Input for this task:
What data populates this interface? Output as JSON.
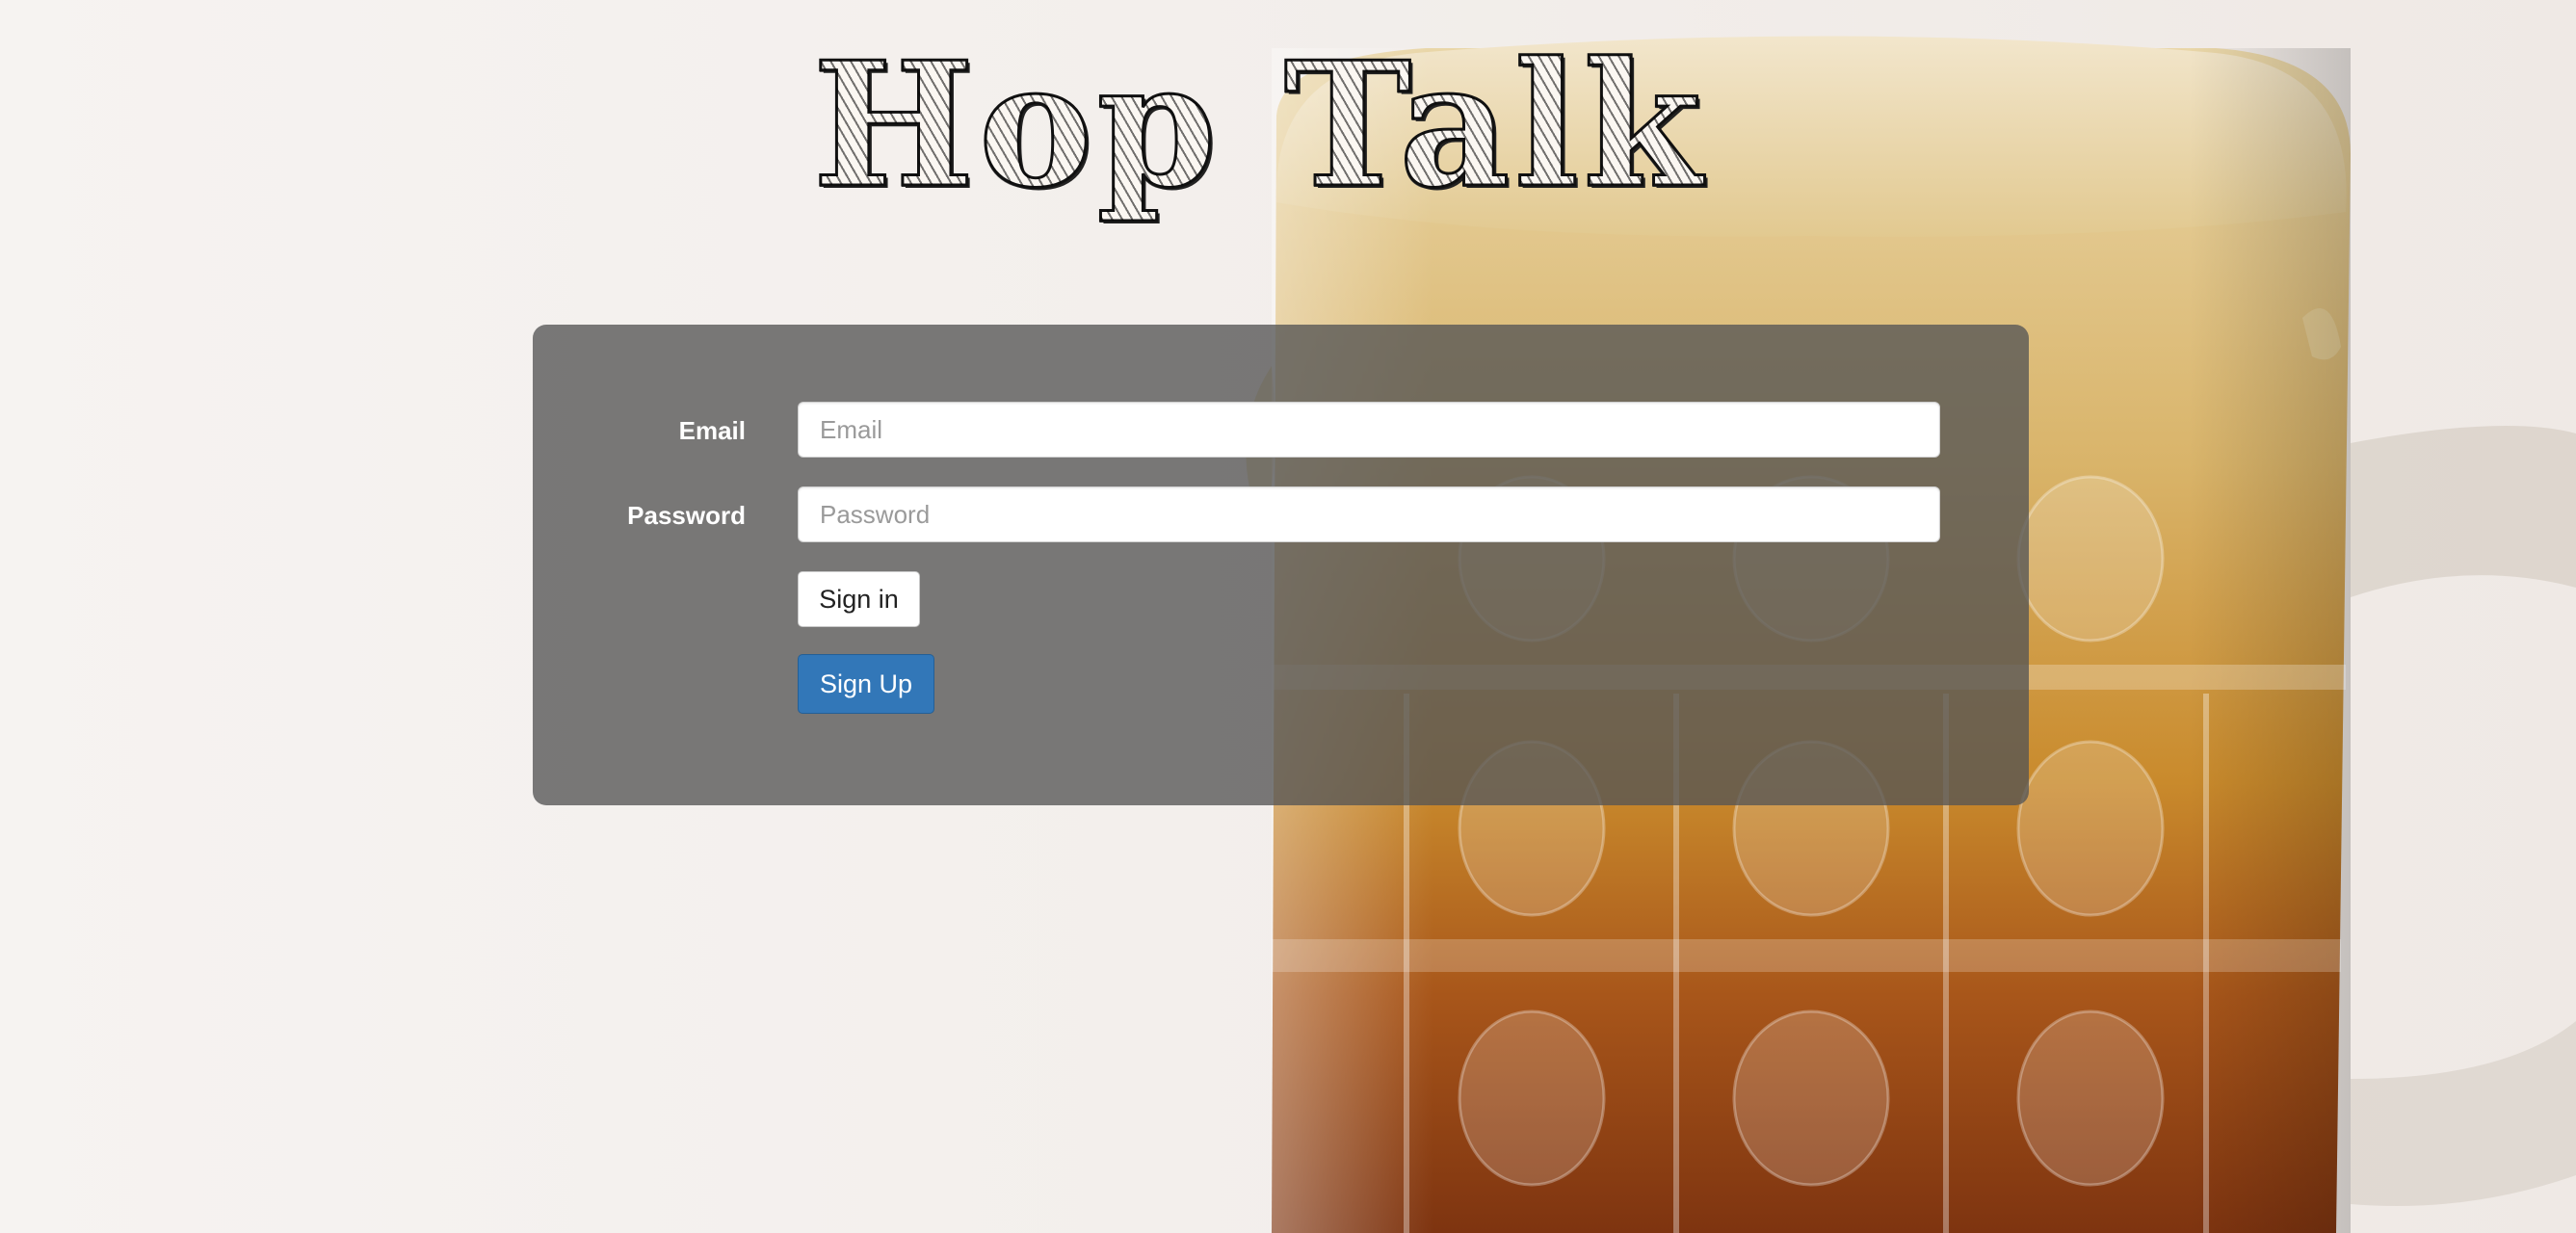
{
  "app": {
    "title": "Hop Talk"
  },
  "login_form": {
    "email_label": "Email",
    "email_placeholder": "Email",
    "email_value": "",
    "password_label": "Password",
    "password_placeholder": "Password",
    "password_value": "",
    "signin_label": "Sign in",
    "signup_label": "Sign Up"
  },
  "colors": {
    "panel_background": "#555555",
    "signup_button": "#3277b8",
    "page_background": "#f3efec"
  },
  "background": {
    "image": "beer-mug-image"
  }
}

Goal: Your task is to transcribe all of the records precisely, with no images included.

In response:
What data populates this interface? Output as JSON.
{
  "app": {
    "title": "Hop Talk"
  },
  "login_form": {
    "email_label": "Email",
    "email_placeholder": "Email",
    "email_value": "",
    "password_label": "Password",
    "password_placeholder": "Password",
    "password_value": "",
    "signin_label": "Sign in",
    "signup_label": "Sign Up"
  },
  "colors": {
    "panel_background": "#555555",
    "signup_button": "#3277b8",
    "page_background": "#f3efec"
  },
  "background": {
    "image": "beer-mug-image"
  }
}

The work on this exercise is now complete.